══ Materials provided
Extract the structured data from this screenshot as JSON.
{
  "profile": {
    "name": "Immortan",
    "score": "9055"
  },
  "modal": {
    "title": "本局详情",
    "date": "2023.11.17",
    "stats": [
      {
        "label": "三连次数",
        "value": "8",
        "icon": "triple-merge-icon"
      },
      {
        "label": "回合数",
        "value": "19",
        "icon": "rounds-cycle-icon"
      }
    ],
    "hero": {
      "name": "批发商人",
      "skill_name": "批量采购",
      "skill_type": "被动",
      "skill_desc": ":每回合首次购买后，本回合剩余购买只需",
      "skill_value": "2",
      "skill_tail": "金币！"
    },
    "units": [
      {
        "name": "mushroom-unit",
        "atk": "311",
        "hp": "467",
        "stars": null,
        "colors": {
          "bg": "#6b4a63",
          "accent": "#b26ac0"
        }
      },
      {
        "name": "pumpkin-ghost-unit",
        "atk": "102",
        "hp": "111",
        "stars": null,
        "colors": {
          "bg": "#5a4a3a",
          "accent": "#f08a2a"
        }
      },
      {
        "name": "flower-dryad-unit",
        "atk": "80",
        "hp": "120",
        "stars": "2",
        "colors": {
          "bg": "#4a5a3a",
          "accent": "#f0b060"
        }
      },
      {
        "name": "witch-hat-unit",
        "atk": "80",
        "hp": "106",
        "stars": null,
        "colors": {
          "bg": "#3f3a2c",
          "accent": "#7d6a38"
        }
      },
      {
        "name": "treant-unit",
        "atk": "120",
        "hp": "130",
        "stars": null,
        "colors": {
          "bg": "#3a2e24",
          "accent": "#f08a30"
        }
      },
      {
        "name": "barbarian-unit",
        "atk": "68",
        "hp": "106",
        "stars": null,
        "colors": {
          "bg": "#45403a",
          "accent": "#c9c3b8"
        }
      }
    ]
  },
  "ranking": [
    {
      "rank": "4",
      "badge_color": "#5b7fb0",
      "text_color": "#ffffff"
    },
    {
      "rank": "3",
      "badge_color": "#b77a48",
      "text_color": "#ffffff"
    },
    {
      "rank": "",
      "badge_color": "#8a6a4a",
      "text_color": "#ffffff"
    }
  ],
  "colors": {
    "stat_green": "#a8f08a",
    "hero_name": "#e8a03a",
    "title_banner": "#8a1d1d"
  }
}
════
Output every entry shown above, exactly.

Extract the structured data from this screenshot as JSON.
{
  "profile": {
    "name": "Immortan",
    "score": "9055"
  },
  "modal": {
    "title": "本局详情",
    "date": "2023.11.17",
    "stats": [
      {
        "label": "三连次数",
        "value": "8",
        "icon": "triple-merge-icon"
      },
      {
        "label": "回合数",
        "value": "19",
        "icon": "rounds-cycle-icon"
      }
    ],
    "hero": {
      "name": "批发商人",
      "skill_name": "批量采购",
      "skill_type": "被动",
      "skill_desc": ":每回合首次购买后，本回合剩余购买只需",
      "skill_value": "2",
      "skill_tail": "金币！"
    },
    "units": [
      {
        "name": "mushroom-unit",
        "atk": "311",
        "hp": "467",
        "stars": null,
        "colors": {
          "bg": "#6b4a63",
          "accent": "#b26ac0"
        }
      },
      {
        "name": "pumpkin-ghost-unit",
        "atk": "102",
        "hp": "111",
        "stars": null,
        "colors": {
          "bg": "#5a4a3a",
          "accent": "#f08a2a"
        }
      },
      {
        "name": "flower-dryad-unit",
        "atk": "80",
        "hp": "120",
        "stars": "2",
        "colors": {
          "bg": "#4a5a3a",
          "accent": "#f0b060"
        }
      },
      {
        "name": "witch-hat-unit",
        "atk": "80",
        "hp": "106",
        "stars": null,
        "colors": {
          "bg": "#3f3a2c",
          "accent": "#7d6a38"
        }
      },
      {
        "name": "treant-unit",
        "atk": "120",
        "hp": "130",
        "stars": null,
        "colors": {
          "bg": "#3a2e24",
          "accent": "#f08a30"
        }
      },
      {
        "name": "barbarian-unit",
        "atk": "68",
        "hp": "106",
        "stars": null,
        "colors": {
          "bg": "#45403a",
          "accent": "#c9c3b8"
        }
      }
    ]
  },
  "ranking": [
    {
      "rank": "4",
      "badge_color": "#5b7fb0",
      "text_color": "#ffffff"
    },
    {
      "rank": "3",
      "badge_color": "#b77a48",
      "text_color": "#ffffff"
    },
    {
      "rank": "",
      "badge_color": "#8a6a4a",
      "text_color": "#ffffff"
    }
  ],
  "colors": {
    "stat_green": "#a8f08a",
    "hero_name": "#e8a03a",
    "title_banner": "#8a1d1d"
  }
}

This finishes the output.